* _Exercise prompt_: Repeat everything in the material exactly.

* _Input rows_:
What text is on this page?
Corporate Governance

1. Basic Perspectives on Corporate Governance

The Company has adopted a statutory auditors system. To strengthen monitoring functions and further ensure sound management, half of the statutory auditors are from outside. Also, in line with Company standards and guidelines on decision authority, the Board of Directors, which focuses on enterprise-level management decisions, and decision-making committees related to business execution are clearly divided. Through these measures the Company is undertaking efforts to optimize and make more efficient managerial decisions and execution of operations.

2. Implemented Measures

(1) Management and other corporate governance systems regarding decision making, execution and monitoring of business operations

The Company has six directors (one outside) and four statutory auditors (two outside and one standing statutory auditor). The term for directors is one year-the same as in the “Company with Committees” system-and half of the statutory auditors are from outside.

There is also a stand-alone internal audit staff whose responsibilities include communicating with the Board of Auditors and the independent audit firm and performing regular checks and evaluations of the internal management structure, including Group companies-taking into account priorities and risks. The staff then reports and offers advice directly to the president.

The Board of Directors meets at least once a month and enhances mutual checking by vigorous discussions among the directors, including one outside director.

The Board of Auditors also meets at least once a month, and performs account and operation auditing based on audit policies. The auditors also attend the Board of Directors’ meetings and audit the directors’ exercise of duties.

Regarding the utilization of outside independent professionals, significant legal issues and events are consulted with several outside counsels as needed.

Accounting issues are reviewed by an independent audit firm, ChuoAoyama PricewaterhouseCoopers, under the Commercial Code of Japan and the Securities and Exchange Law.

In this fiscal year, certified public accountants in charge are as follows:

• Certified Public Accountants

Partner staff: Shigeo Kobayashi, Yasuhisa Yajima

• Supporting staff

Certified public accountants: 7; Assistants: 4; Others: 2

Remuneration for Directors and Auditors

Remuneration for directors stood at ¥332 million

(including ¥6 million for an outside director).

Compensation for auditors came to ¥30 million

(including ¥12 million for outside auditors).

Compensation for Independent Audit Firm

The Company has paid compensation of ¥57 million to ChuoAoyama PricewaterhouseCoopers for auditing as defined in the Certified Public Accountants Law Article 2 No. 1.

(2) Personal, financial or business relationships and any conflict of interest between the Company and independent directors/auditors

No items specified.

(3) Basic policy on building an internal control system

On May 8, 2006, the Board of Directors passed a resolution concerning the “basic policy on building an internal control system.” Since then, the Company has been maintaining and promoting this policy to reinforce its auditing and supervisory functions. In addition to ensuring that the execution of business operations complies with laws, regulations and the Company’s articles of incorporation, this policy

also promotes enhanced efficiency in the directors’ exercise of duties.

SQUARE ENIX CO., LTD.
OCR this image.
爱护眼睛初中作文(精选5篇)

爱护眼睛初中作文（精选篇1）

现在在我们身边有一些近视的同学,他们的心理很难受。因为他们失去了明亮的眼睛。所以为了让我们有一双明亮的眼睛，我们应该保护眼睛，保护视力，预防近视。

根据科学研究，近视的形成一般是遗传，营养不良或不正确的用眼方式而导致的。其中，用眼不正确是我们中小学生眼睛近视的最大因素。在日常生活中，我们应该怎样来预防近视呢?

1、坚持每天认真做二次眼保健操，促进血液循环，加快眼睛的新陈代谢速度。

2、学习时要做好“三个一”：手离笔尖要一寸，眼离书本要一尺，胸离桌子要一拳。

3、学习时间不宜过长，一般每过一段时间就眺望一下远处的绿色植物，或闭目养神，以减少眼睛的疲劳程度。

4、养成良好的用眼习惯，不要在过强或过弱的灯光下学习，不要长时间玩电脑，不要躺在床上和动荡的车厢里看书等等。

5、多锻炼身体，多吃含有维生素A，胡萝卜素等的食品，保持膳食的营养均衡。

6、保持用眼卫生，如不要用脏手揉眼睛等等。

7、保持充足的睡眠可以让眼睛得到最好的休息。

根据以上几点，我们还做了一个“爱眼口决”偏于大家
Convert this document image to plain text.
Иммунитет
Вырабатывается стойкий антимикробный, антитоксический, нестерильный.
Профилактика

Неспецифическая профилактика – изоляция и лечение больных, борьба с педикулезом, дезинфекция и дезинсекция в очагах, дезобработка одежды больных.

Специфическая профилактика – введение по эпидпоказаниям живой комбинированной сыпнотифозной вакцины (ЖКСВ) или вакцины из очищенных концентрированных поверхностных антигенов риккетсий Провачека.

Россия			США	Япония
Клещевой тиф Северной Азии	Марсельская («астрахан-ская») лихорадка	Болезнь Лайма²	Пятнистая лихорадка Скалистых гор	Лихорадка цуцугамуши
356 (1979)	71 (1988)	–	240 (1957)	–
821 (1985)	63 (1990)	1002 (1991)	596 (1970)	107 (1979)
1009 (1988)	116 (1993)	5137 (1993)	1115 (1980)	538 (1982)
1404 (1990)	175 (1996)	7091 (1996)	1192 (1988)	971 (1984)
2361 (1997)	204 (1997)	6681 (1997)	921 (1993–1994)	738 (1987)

* _Solution for this problem_:
What text is on this page?
Corporate Governance

1. Basic Perspectives on Corporate Governance

The Company has adopted a statutory auditors system. To strengthen monitoring functions and further ensure sound management, half of the statutory auditors are from outside. Also, in line with Company standards and guidelines on decision authority, the Board of Directors, which focuses on enterprise-level management decisions, and decision-making committees related to business execution are clearly divided. Through these measures the Company is undertaking efforts to optimize and make more efficient managerial decisions and execution of operations.

2. Implemented Measures

(1) Management and other corporate governance systems regarding decision making, execution and monitoring of business operations

The Company has six directors (one outside) and four statutory auditors (two outside and one standing statutory auditor). The term for directors is one year-the same as in the “Company with Committees” system-and half of the statutory auditors are from outside.

There is also a stand-alone internal audit staff whose responsibilities include communicating with the Board of Auditors and the independent audit firm and performing regular checks and evaluations of the internal management structure, including Group companies-taking into account priorities and risks. The staff then reports and offers advice directly to the president.

The Board of Directors meets at least once a month and enhances mutual checking by vigorous discussions among the directors, including one outside director.

The Board of Auditors also meets at least once a month, and performs account and operation auditing based on audit policies. The auditors also attend the Board of Directors’ meetings and audit the directors’ exercise of duties.

Regarding the utilization of outside independent professionals, significant legal issues and events are consulted with several outside counsels as needed.

Accounting issues are reviewed by an independent audit firm, ChuoAoyama PricewaterhouseCoopers, under the Commercial Code of Japan and the Securities and Exchange Law.

In this fiscal year, certified public accountants in charge are as follows:

• Certified Public Accountants

Partner staff: Shigeo Kobayashi, Yasuhisa Yajima

• Supporting staff

Certified public accountants: 7; Assistants: 4; Others: 2

Remuneration for Directors and Auditors

Remuneration for directors stood at ¥332 million

(including ¥6 million for an outside director).

Compensation for auditors came to ¥30 million

(including ¥12 million for outside auditors).

Compensation for Independent Audit Firm

The Company has paid compensation of ¥57 million to ChuoAoyama PricewaterhouseCoopers for auditing as defined in the Certified Public Accountants Law Article 2 No. 1.

(2) Personal, financial or business relationships and any conflict of interest between the Company and independent directors/auditors

No items specified.

(3) Basic policy on building an internal control system

On May 8, 2006, the Board of Directors passed a resolution concerning the “basic policy on building an internal control system.” Since then, the Company has been maintaining and promoting this policy to reinforce its auditing and supervisory functions. In addition to ensuring that the execution of business operations complies with laws, regulations and the Company’s articles of incorporation, this policy

also promotes enhanced efficiency in the directors’ exercise of duties.

SQUARE ENIX CO., LTD.
OCR this image.
爱护眼睛初中作文(精选5篇)

爱护眼睛初中作文（精选篇1）

现在在我们身边有一些近视的同学,他们的心理很难受。因为他们失去了明亮的眼睛。所以为了让我们有一双明亮的眼睛，我们应该保护眼睛，保护视力，预防近视。

根据科学研究，近视的形成一般是遗传，营养不良或不正确的用眼方式而导致的。其中，用眼不正确是我们中小学生眼睛近视的最大因素。在日常生活中，我们应该怎样来预防近视呢?

1、坚持每天认真做二次眼保健操，促进血液循环，加快眼睛的新陈代谢速度。

2、学习时要做好“三个一”：手离笔尖要一寸，眼离书本要一尺，胸离桌子要一拳。

3、学习时间不宜过长，一般每过一段时间就眺望一下远处的绿色植物，或闭目养神，以减少眼睛的疲劳程度。

4、养成良好的用眼习惯，不要在过强或过弱的灯光下学习，不要长时间玩电脑，不要躺在床上和动荡的车厢里看书等等。

5、多锻炼身体，多吃含有维生素A，胡萝卜素等的食品，保持膳食的营养均衡。

6、保持用眼卫生，如不要用脏手揉眼睛等等。

7、保持充足的睡眠可以让眼睛得到最好的休息。

根据以上几点，我们还做了一个“爱眼口决”偏于大家
Convert this document image to plain text.
Иммунитет
Вырабатывается стойкий антимикробный, антитоксический, нестерильный.
Профилактика

Неспецифическая профилактика – изоляция и лечение больных, борьба с педикулезом, дезинфекция и дезинсекция в очагах, дезобработка одежды больных.

Специфическая профилактика – введение по эпидпоказаниям живой комбинированной сыпнотифозной вакцины (ЖКСВ) или вакцины из очищенных концентрированных поверхностных антигенов риккетсий Провачека.

Россия			США	Япония
Клещевой тиф Северной Азии	Марсельская («астрахан-ская») лихорадка	Болезнь Лайма²	Пятнистая лихорадка Скалистых гор	Лихорадка цуцугамуши
356 (1979)	71 (1988)	–	240 (1957)	–
821 (1985)	63 (1990)	1002 (1991)	596 (1970)	107 (1979)
1009 (1988)	116 (1993)	5137 (1993)	1115 (1980)	538 (1982)
1404 (1990)	175 (1996)	7091 (1996)	1192 (1988)	971 (1984)
2361 (1997)	204 (1997)	6681 (1997)	921 (1993–1994)	738 (1987)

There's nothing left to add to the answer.